(Records from a data source)

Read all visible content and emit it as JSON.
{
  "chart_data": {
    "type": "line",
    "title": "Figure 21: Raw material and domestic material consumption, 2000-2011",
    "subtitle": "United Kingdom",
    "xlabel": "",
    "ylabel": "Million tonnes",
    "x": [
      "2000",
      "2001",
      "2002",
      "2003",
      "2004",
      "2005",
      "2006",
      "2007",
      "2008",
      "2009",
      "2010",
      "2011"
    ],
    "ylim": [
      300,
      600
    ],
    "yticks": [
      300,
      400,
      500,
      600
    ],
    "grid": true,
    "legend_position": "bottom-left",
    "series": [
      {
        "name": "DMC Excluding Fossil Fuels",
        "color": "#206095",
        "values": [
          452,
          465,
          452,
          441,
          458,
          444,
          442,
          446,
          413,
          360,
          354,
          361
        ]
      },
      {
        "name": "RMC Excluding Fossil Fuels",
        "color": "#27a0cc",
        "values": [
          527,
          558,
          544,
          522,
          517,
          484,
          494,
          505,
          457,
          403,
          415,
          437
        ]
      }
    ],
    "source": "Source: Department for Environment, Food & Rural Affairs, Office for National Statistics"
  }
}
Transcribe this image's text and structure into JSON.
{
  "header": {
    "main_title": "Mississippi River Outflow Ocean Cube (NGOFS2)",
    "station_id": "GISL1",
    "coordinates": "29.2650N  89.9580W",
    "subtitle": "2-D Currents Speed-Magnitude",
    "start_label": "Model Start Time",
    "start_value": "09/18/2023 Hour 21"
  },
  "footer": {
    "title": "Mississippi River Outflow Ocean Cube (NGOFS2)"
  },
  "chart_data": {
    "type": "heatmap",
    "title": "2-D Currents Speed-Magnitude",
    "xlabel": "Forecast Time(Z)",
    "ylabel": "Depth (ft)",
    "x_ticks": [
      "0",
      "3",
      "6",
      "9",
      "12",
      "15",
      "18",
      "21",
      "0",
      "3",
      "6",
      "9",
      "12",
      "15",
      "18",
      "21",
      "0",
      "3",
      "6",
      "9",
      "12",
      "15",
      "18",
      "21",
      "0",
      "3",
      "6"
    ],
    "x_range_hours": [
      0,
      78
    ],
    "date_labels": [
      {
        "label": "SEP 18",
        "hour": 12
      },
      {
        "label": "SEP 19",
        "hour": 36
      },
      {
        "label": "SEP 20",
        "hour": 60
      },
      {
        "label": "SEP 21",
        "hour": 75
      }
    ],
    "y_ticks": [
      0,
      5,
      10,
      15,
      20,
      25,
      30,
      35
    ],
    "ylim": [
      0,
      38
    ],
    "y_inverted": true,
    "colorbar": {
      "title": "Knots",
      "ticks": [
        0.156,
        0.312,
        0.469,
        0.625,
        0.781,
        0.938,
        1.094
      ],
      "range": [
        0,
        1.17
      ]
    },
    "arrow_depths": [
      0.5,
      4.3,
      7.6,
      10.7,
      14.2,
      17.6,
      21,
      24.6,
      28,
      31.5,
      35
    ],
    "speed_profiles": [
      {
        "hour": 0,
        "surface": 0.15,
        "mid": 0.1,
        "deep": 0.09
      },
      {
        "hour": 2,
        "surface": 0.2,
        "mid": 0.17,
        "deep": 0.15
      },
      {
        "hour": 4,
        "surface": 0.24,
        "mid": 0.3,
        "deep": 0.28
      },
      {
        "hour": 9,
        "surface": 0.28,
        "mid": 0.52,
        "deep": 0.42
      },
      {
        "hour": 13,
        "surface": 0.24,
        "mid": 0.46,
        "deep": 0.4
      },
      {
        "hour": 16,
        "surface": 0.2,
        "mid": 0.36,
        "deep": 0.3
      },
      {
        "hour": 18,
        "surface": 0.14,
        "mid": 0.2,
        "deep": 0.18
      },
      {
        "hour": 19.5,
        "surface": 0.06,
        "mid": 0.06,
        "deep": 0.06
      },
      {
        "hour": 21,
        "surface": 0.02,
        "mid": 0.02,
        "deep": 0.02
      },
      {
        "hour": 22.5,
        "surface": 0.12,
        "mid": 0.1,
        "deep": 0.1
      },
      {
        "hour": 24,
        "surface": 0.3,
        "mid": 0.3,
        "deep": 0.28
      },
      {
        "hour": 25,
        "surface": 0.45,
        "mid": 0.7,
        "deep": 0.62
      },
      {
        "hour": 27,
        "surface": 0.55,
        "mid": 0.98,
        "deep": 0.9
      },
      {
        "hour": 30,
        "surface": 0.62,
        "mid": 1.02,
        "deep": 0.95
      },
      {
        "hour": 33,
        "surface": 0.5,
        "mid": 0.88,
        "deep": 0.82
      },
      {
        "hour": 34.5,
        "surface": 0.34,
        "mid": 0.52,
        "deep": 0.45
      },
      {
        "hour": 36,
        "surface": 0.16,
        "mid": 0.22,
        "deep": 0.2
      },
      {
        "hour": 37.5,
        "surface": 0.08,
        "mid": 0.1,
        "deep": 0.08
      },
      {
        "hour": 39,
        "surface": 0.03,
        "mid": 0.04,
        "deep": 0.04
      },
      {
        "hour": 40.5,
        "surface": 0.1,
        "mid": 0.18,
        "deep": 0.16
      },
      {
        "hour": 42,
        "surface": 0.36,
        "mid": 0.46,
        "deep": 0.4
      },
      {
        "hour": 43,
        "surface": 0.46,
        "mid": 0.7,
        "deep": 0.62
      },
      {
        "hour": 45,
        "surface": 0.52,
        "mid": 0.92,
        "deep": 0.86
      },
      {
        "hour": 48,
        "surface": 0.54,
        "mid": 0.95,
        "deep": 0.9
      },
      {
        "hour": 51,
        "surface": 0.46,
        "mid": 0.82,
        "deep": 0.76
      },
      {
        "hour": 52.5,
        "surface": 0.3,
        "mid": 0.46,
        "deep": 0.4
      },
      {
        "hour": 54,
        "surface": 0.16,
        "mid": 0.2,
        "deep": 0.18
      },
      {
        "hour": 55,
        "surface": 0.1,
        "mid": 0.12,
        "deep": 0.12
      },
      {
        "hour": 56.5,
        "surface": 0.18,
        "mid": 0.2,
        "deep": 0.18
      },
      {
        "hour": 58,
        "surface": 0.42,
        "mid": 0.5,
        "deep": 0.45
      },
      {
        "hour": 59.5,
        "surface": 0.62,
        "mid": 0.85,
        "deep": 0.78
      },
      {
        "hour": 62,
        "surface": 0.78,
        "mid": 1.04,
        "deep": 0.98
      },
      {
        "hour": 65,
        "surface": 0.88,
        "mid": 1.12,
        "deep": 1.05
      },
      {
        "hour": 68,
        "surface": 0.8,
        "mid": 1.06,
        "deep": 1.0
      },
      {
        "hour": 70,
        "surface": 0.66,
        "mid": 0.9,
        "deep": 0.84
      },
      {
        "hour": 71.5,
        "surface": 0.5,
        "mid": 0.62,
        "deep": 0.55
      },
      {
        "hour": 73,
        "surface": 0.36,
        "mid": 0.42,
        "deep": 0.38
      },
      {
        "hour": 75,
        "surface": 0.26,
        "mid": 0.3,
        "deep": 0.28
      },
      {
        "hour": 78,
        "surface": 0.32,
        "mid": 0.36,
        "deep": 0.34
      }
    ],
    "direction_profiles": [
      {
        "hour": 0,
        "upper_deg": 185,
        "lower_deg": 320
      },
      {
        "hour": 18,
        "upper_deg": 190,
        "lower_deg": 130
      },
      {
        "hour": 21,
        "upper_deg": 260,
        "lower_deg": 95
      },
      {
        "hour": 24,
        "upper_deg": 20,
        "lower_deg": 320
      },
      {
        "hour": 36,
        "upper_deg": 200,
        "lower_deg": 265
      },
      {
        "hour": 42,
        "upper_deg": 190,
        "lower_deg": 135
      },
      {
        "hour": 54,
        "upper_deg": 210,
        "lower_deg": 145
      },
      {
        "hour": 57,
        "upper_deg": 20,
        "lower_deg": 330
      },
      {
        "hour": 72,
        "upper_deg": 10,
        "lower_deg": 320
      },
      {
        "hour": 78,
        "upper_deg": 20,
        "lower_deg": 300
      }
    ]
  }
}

- _Problem statement_
Of the lines in the material, how many contain the word "River"? Reply with the number and nothing else.

- _Exercise answer_
2